Dataset items
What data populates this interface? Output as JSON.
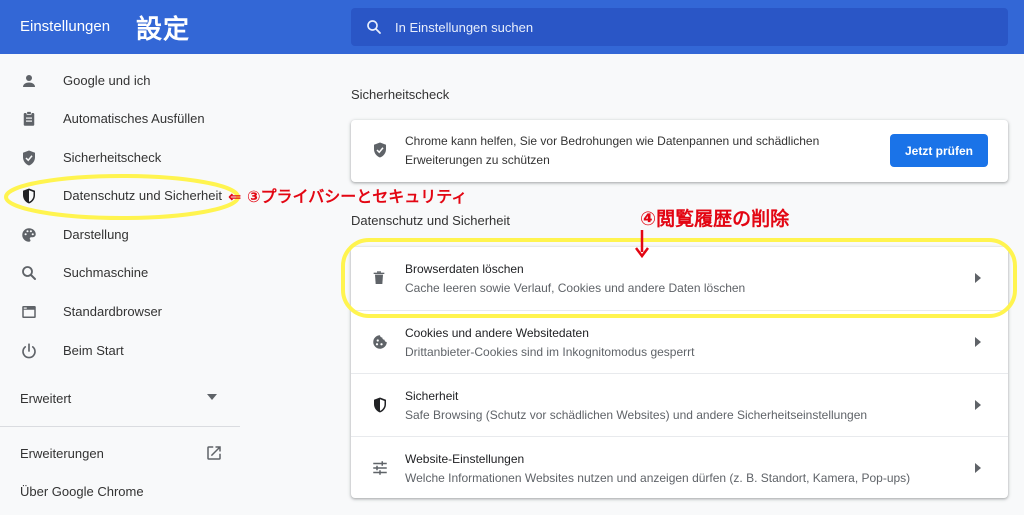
{
  "header": {
    "title": "Einstellungen",
    "annotation_title": "設定",
    "search_placeholder": "In Einstellungen suchen"
  },
  "sidebar": {
    "items": [
      {
        "label": "Google und ich",
        "icon": "person-icon"
      },
      {
        "label": "Automatisches Ausfüllen",
        "icon": "clipboard-icon"
      },
      {
        "label": "Sicherheitscheck",
        "icon": "shield-check-icon"
      },
      {
        "label": "Datenschutz und Sicherheit",
        "icon": "shield-icon"
      },
      {
        "label": "Darstellung",
        "icon": "palette-icon"
      },
      {
        "label": "Suchmaschine",
        "icon": "search-icon"
      },
      {
        "label": "Standardbrowser",
        "icon": "browser-window-icon"
      },
      {
        "label": "Beim Start",
        "icon": "power-icon"
      }
    ],
    "advanced_label": "Erweitert",
    "extensions_label": "Erweiterungen",
    "about_label": "Über Google Chrome"
  },
  "safety_check": {
    "section_title": "Sicherheitscheck",
    "description_line1": "Chrome kann helfen, Sie vor Bedrohungen wie Datenpannen und schädlichen",
    "description_line2": "Erweiterungen zu schützen",
    "button_label": "Jetzt prüfen"
  },
  "privacy": {
    "section_title": "Datenschutz und Sicherheit",
    "rows": [
      {
        "title": "Browserdaten löschen",
        "subtitle": "Cache leeren sowie Verlauf, Cookies und andere Daten löschen",
        "icon": "trash-icon"
      },
      {
        "title": "Cookies und andere Websitedaten",
        "subtitle": "Drittanbieter-Cookies sind im Inkognitomodus gesperrt",
        "icon": "cookie-icon"
      },
      {
        "title": "Sicherheit",
        "subtitle": "Safe Browsing (Schutz vor schädlichen Websites) und andere Sicherheitseinstellungen",
        "icon": "shield-icon"
      },
      {
        "title": "Website-Einstellungen",
        "subtitle": "Welche Informationen Websites nutzen und anzeigen dürfen (z. B. Standort, Kamera, Pop-ups)",
        "icon": "sliders-icon"
      }
    ]
  },
  "annotations": {
    "privacy_note": "⇐ ③プライバシーとセキュリティ",
    "history_note": "④閲覧履歴の削除"
  },
  "colors": {
    "header_bg": "#3367d6",
    "search_bg": "#2a56c6",
    "primary_button": "#1a73e8",
    "highlight": "#fff44f",
    "annotation_red": "#e30613"
  }
}
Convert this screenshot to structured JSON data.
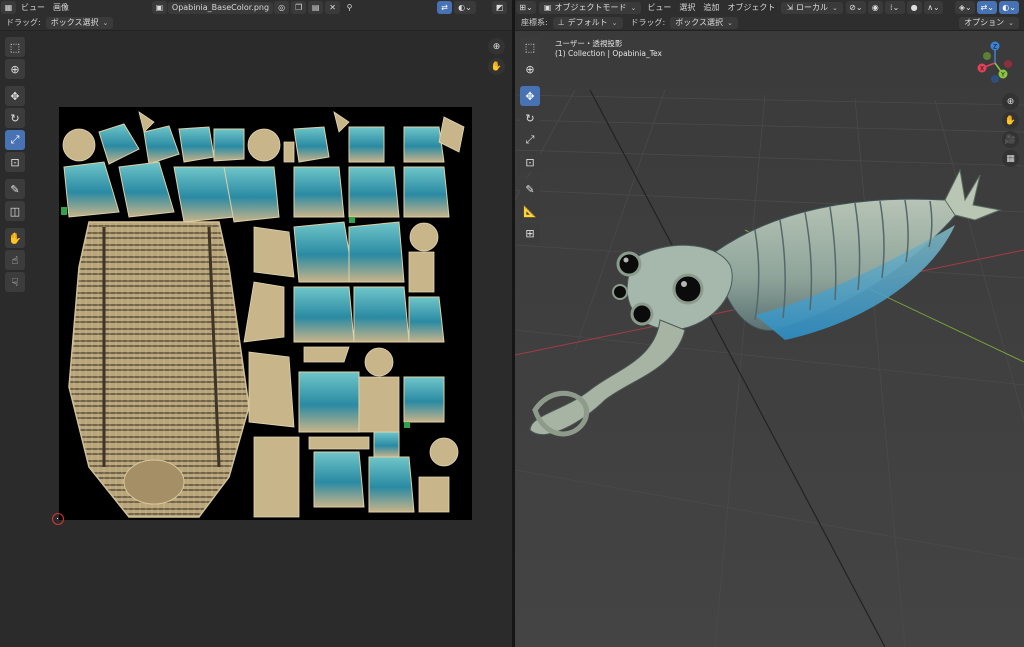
{
  "uv_editor": {
    "header": {
      "menu_view": "ビュー",
      "menu_image": "画像",
      "image_name": "Opabinia_BaseColor.png"
    },
    "tool_header": {
      "drag_label": "ドラッグ:",
      "drag_value": "ボックス選択"
    }
  },
  "viewport": {
    "header": {
      "mode": "オブジェクトモード",
      "menu_view": "ビュー",
      "menu_select": "選択",
      "menu_add": "追加",
      "menu_object": "オブジェクト",
      "transform_orientation": "ローカル"
    },
    "tool_header": {
      "orientation_label": "座標系:",
      "orientation_value": "デフォルト",
      "drag_label": "ドラッグ:",
      "drag_value": "ボックス選択",
      "options": "オプション"
    },
    "overlay": {
      "view_name": "ユーザー・透視投影",
      "collection_info": "(1) Collection | Opabinia_Tex"
    },
    "gizmo": {
      "x": "X",
      "y": "Y",
      "z": "Z"
    }
  },
  "colors": {
    "accent": "#4772b3",
    "axis_x": "#e2425a",
    "axis_y": "#8bc541",
    "axis_z": "#3a83d6"
  }
}
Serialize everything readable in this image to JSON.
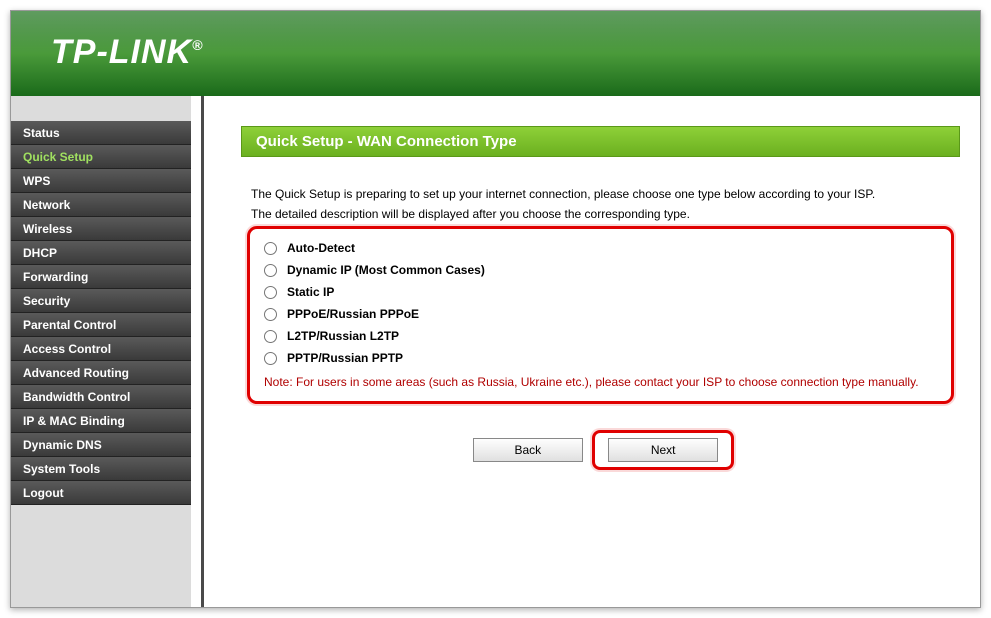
{
  "header": {
    "logo_text": "TP-LINK",
    "logo_reg": "®"
  },
  "sidebar": {
    "items": [
      {
        "label": "Status",
        "active": false
      },
      {
        "label": "Quick Setup",
        "active": true
      },
      {
        "label": "WPS",
        "active": false
      },
      {
        "label": "Network",
        "active": false
      },
      {
        "label": "Wireless",
        "active": false
      },
      {
        "label": "DHCP",
        "active": false
      },
      {
        "label": "Forwarding",
        "active": false
      },
      {
        "label": "Security",
        "active": false
      },
      {
        "label": "Parental Control",
        "active": false
      },
      {
        "label": "Access Control",
        "active": false
      },
      {
        "label": "Advanced Routing",
        "active": false
      },
      {
        "label": "Bandwidth Control",
        "active": false
      },
      {
        "label": "IP & MAC Binding",
        "active": false
      },
      {
        "label": "Dynamic DNS",
        "active": false
      },
      {
        "label": "System Tools",
        "active": false
      },
      {
        "label": "Logout",
        "active": false
      }
    ]
  },
  "content": {
    "title": "Quick Setup - WAN Connection Type",
    "intro_line1": "The Quick Setup is preparing to set up your internet connection, please choose one type below according to your ISP.",
    "intro_line2": "The detailed description will be displayed after you choose the corresponding type.",
    "options": [
      "Auto-Detect",
      "Dynamic IP (Most Common Cases)",
      "Static IP",
      "PPPoE/Russian PPPoE",
      "L2TP/Russian L2TP",
      "PPTP/Russian PPTP"
    ],
    "note": "Note: For users in some areas (such as Russia, Ukraine etc.), please contact your ISP to choose connection type manually.",
    "buttons": {
      "back": "Back",
      "next": "Next"
    }
  }
}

- **Prompt**:
Identify and extract each line of the listing that contains "choose".

- **Answer for the task**:
    "intro_line1": "The Quick Setup is preparing to set up your internet connection, please choose one type below according to your ISP.",
    "intro_line2": "The detailed description will be displayed after you choose the corresponding type.",
    "note": "Note: For users in some areas (such as Russia, Ukraine etc.), please contact your ISP to choose connection type manually.",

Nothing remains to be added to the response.